Rows from a dataset:
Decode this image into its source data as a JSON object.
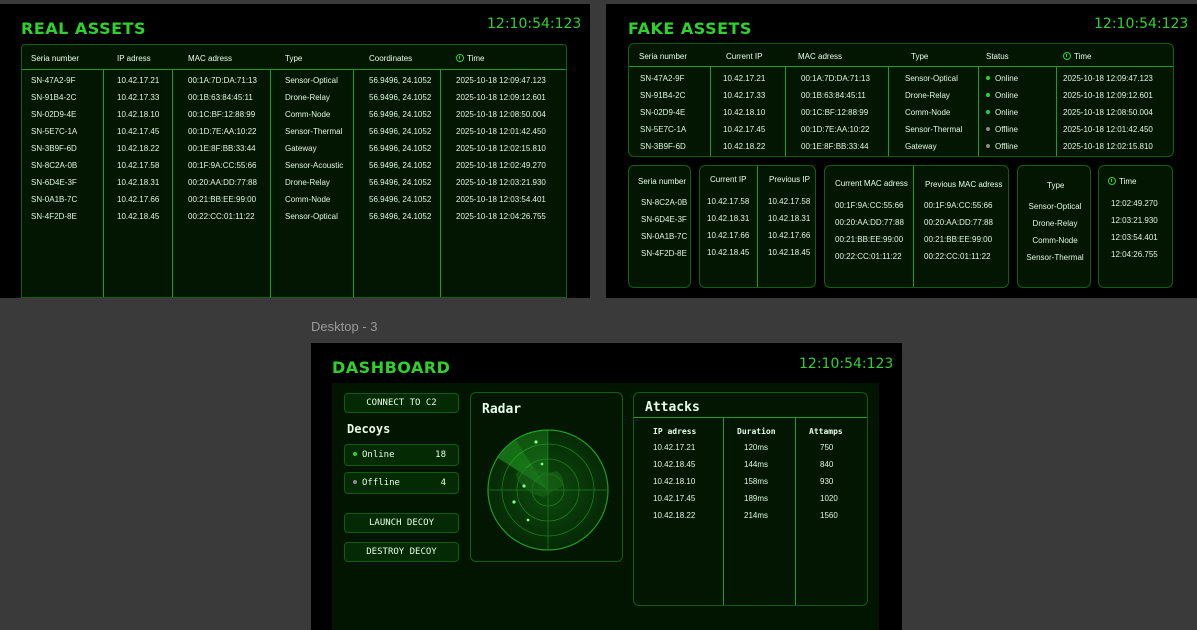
{
  "real": {
    "title": "REAL ASSETS",
    "clock": "12:10:54:123",
    "headers": [
      "Seria number",
      "IP adress",
      "MAC adress",
      "Type",
      "Coordinates",
      "Time"
    ],
    "rows": [
      [
        "SN-47A2-9F",
        "10.42.17.21",
        "00:1A:7D:DA:71:13",
        "Sensor-Optical",
        "56.9496, 24.1052",
        "2025-10-18 12:09:47.123"
      ],
      [
        "SN-91B4-2C",
        "10.42.17.33",
        "00:1B:63:84:45:11",
        "Drone-Relay",
        "56.9496, 24.1052",
        "2025-10-18 12:09:12.601"
      ],
      [
        "SN-02D9-4E",
        "10.42.18.10",
        "00:1C:BF:12:88:99",
        "Comm-Node",
        "56.9496, 24.1052",
        "2025-10-18 12:08:50.004"
      ],
      [
        "SN-5E7C-1A",
        "10.42.17.45",
        "00:1D:7E:AA:10:22",
        "Sensor-Thermal",
        "56.9496, 24.1052",
        "2025-10-18 12:01:42.450"
      ],
      [
        "SN-3B9F-6D",
        "10.42.18.22",
        "00:1E:8F:BB:33:44",
        "Gateway",
        "56.9496, 24.1052",
        "2025-10-18 12:02:15.810"
      ],
      [
        "SN-8C2A-0B",
        "10.42.17.58",
        "00:1F:9A:CC:55:66",
        "Sensor-Acoustic",
        "56.9496, 24.1052",
        "2025-10-18 12:02:49.270"
      ],
      [
        "SN-6D4E-3F",
        "10.42.18.31",
        "00:20:AA:DD:77:88",
        "Drone-Relay",
        "56.9496, 24.1052",
        "2025-10-18 12:03:21.930"
      ],
      [
        "SN-0A1B-7C",
        "10.42.17.66",
        "00:21:BB:EE:99:00",
        "Comm-Node",
        "56.9496, 24.1052",
        "2025-10-18 12:03:54.401"
      ],
      [
        "SN-4F2D-8E",
        "10.42.18.45",
        "00:22:CC:01:11:22",
        "Sensor-Optical",
        "56.9496, 24.1052",
        "2025-10-18 12:04:26.755"
      ]
    ]
  },
  "fake": {
    "title": "FAKE ASSETS",
    "clock": "12:10:54:123",
    "top_headers": [
      "Seria number",
      "Current IP",
      "MAC adress",
      "Type",
      "Status",
      "Time"
    ],
    "top_rows": [
      [
        "SN-47A2-9F",
        "10.42.17.21",
        "00:1A:7D:DA:71:13",
        "Sensor-Optical",
        "Online",
        "2025-10-18 12:09:47.123"
      ],
      [
        "SN-91B4-2C",
        "10.42.17.33",
        "00:1B:63:84:45:11",
        "Drone-Relay",
        "Online",
        "2025-10-18 12:09:12.601"
      ],
      [
        "SN-02D9-4E",
        "10.42.18.10",
        "00:1C:BF:12:88:99",
        "Comm-Node",
        "Online",
        "2025-10-18 12:08:50.004"
      ],
      [
        "SN-5E7C-1A",
        "10.42.17.45",
        "00:1D:7E:AA:10:22",
        "Sensor-Thermal",
        "Offline",
        "2025-10-18 12:01:42.450"
      ],
      [
        "SN-3B9F-6D",
        "10.42.18.22",
        "00:1E:8F:BB:33:44",
        "Gateway",
        "Offline",
        "2025-10-18 12:02:15.810"
      ]
    ],
    "bottom": {
      "serial_header": "Seria number",
      "serials": [
        "SN-8C2A-0B",
        "SN-6D4E-3F",
        "SN-0A1B-7C",
        "SN-4F2D-8E"
      ],
      "current_ip_header": "Current IP",
      "current_ips": [
        "10.42.17.58",
        "10.42.18.31",
        "10.42.17.66",
        "10.42.18.45"
      ],
      "previous_ip_header": "Previous IP",
      "previous_ips": [
        "10.42.17.58",
        "10.42.18.31",
        "10.42.17.66",
        "10.42.18.45"
      ],
      "current_mac_header": "Current MAC adress",
      "current_macs": [
        "00:1F:9A:CC:55:66",
        "00:20:AA:DD:77:88",
        "00:21:BB:EE:99:00",
        "00:22:CC:01:11:22"
      ],
      "previous_mac_header": "Previous MAC adress",
      "previous_macs": [
        "00:1F:9A:CC:55:66",
        "00:20:AA:DD:77:88",
        "00:21:BB:EE:99:00",
        "00:22:CC:01:11:22"
      ],
      "type_header": "Type",
      "types": [
        "Sensor-Optical",
        "Drone-Relay",
        "Comm-Node",
        "Sensor-Thermal"
      ],
      "time_header": "Time",
      "times": [
        "12:02:49.270",
        "12:03:21.930",
        "12:03:54.401",
        "12:04:26.755"
      ]
    }
  },
  "desktop_label": "Desktop - 3",
  "dashboard": {
    "title": "DASHBOARD",
    "clock": "12:10:54:123",
    "connect_label": "CONNECT TO C2",
    "decoys_title": "Decoys",
    "online_label": "Online",
    "online_count": "18",
    "offline_label": "Offline",
    "offline_count": "4",
    "launch_label": "LAUNCH DECOY",
    "destroy_label": "DESTROY DECOY",
    "radar_title": "Radar",
    "attacks_title": "Attacks",
    "attack_headers": [
      "IP adress",
      "Duration",
      "Attamps"
    ],
    "attacks": [
      [
        "10.42.17.21",
        "120ms",
        "750"
      ],
      [
        "10.42.18.45",
        "144ms",
        "840"
      ],
      [
        "10.42.18.10",
        "158ms",
        "930"
      ],
      [
        "10.42.17.45",
        "189ms",
        "1020"
      ],
      [
        "10.42.18.22",
        "214ms",
        "1560"
      ]
    ]
  },
  "colors": {
    "accent": "#2fd12f",
    "panel": "#021602",
    "online": "#2fd12f",
    "offline": "#8a8a8a"
  }
}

Short exercise:
Except for the pictures, copy every line of the records above exactly.

The completed task:
Decode this image into its source data as a JSON object.
{
  "real": {
    "title": "REAL ASSETS",
    "clock": "12:10:54:123",
    "headers": [
      "Seria number",
      "IP adress",
      "MAC adress",
      "Type",
      "Coordinates",
      "Time"
    ],
    "rows": [
      [
        "SN-47A2-9F",
        "10.42.17.21",
        "00:1A:7D:DA:71:13",
        "Sensor-Optical",
        "56.9496, 24.1052",
        "2025-10-18 12:09:47.123"
      ],
      [
        "SN-91B4-2C",
        "10.42.17.33",
        "00:1B:63:84:45:11",
        "Drone-Relay",
        "56.9496, 24.1052",
        "2025-10-18 12:09:12.601"
      ],
      [
        "SN-02D9-4E",
        "10.42.18.10",
        "00:1C:BF:12:88:99",
        "Comm-Node",
        "56.9496, 24.1052",
        "2025-10-18 12:08:50.004"
      ],
      [
        "SN-5E7C-1A",
        "10.42.17.45",
        "00:1D:7E:AA:10:22",
        "Sensor-Thermal",
        "56.9496, 24.1052",
        "2025-10-18 12:01:42.450"
      ],
      [
        "SN-3B9F-6D",
        "10.42.18.22",
        "00:1E:8F:BB:33:44",
        "Gateway",
        "56.9496, 24.1052",
        "2025-10-18 12:02:15.810"
      ],
      [
        "SN-8C2A-0B",
        "10.42.17.58",
        "00:1F:9A:CC:55:66",
        "Sensor-Acoustic",
        "56.9496, 24.1052",
        "2025-10-18 12:02:49.270"
      ],
      [
        "SN-6D4E-3F",
        "10.42.18.31",
        "00:20:AA:DD:77:88",
        "Drone-Relay",
        "56.9496, 24.1052",
        "2025-10-18 12:03:21.930"
      ],
      [
        "SN-0A1B-7C",
        "10.42.17.66",
        "00:21:BB:EE:99:00",
        "Comm-Node",
        "56.9496, 24.1052",
        "2025-10-18 12:03:54.401"
      ],
      [
        "SN-4F2D-8E",
        "10.42.18.45",
        "00:22:CC:01:11:22",
        "Sensor-Optical",
        "56.9496, 24.1052",
        "2025-10-18 12:04:26.755"
      ]
    ]
  },
  "fake": {
    "title": "FAKE ASSETS",
    "clock": "12:10:54:123",
    "top_headers": [
      "Seria number",
      "Current IP",
      "MAC adress",
      "Type",
      "Status",
      "Time"
    ],
    "top_rows": [
      [
        "SN-47A2-9F",
        "10.42.17.21",
        "00:1A:7D:DA:71:13",
        "Sensor-Optical",
        "Online",
        "2025-10-18 12:09:47.123"
      ],
      [
        "SN-91B4-2C",
        "10.42.17.33",
        "00:1B:63:84:45:11",
        "Drone-Relay",
        "Online",
        "2025-10-18 12:09:12.601"
      ],
      [
        "SN-02D9-4E",
        "10.42.18.10",
        "00:1C:BF:12:88:99",
        "Comm-Node",
        "Online",
        "2025-10-18 12:08:50.004"
      ],
      [
        "SN-5E7C-1A",
        "10.42.17.45",
        "00:1D:7E:AA:10:22",
        "Sensor-Thermal",
        "Offline",
        "2025-10-18 12:01:42.450"
      ],
      [
        "SN-3B9F-6D",
        "10.42.18.22",
        "00:1E:8F:BB:33:44",
        "Gateway",
        "Offline",
        "2025-10-18 12:02:15.810"
      ]
    ],
    "bottom": {
      "serial_header": "Seria number",
      "serials": [
        "SN-8C2A-0B",
        "SN-6D4E-3F",
        "SN-0A1B-7C",
        "SN-4F2D-8E"
      ],
      "current_ip_header": "Current IP",
      "current_ips": [
        "10.42.17.58",
        "10.42.18.31",
        "10.42.17.66",
        "10.42.18.45"
      ],
      "previous_ip_header": "Previous IP",
      "previous_ips": [
        "10.42.17.58",
        "10.42.18.31",
        "10.42.17.66",
        "10.42.18.45"
      ],
      "current_mac_header": "Current MAC adress",
      "current_macs": [
        "00:1F:9A:CC:55:66",
        "00:20:AA:DD:77:88",
        "00:21:BB:EE:99:00",
        "00:22:CC:01:11:22"
      ],
      "previous_mac_header": "Previous MAC adress",
      "previous_macs": [
        "00:1F:9A:CC:55:66",
        "00:20:AA:DD:77:88",
        "00:21:BB:EE:99:00",
        "00:22:CC:01:11:22"
      ],
      "type_header": "Type",
      "types": [
        "Sensor-Optical",
        "Drone-Relay",
        "Comm-Node",
        "Sensor-Thermal"
      ],
      "time_header": "Time",
      "times": [
        "12:02:49.270",
        "12:03:21.930",
        "12:03:54.401",
        "12:04:26.755"
      ]
    }
  },
  "desktop_label": "Desktop - 3",
  "dashboard": {
    "title": "DASHBOARD",
    "clock": "12:10:54:123",
    "connect_label": "CONNECT TO C2",
    "decoys_title": "Decoys",
    "online_label": "Online",
    "online_count": "18",
    "offline_label": "Offline",
    "offline_count": "4",
    "launch_label": "LAUNCH DECOY",
    "destroy_label": "DESTROY DECOY",
    "radar_title": "Radar",
    "attacks_title": "Attacks",
    "attack_headers": [
      "IP adress",
      "Duration",
      "Attamps"
    ],
    "attacks": [
      [
        "10.42.17.21",
        "120ms",
        "750"
      ],
      [
        "10.42.18.45",
        "144ms",
        "840"
      ],
      [
        "10.42.18.10",
        "158ms",
        "930"
      ],
      [
        "10.42.17.45",
        "189ms",
        "1020"
      ],
      [
        "10.42.18.22",
        "214ms",
        "1560"
      ]
    ]
  },
  "colors": {
    "accent": "#2fd12f",
    "panel": "#021602",
    "online": "#2fd12f",
    "offline": "#8a8a8a"
  }
}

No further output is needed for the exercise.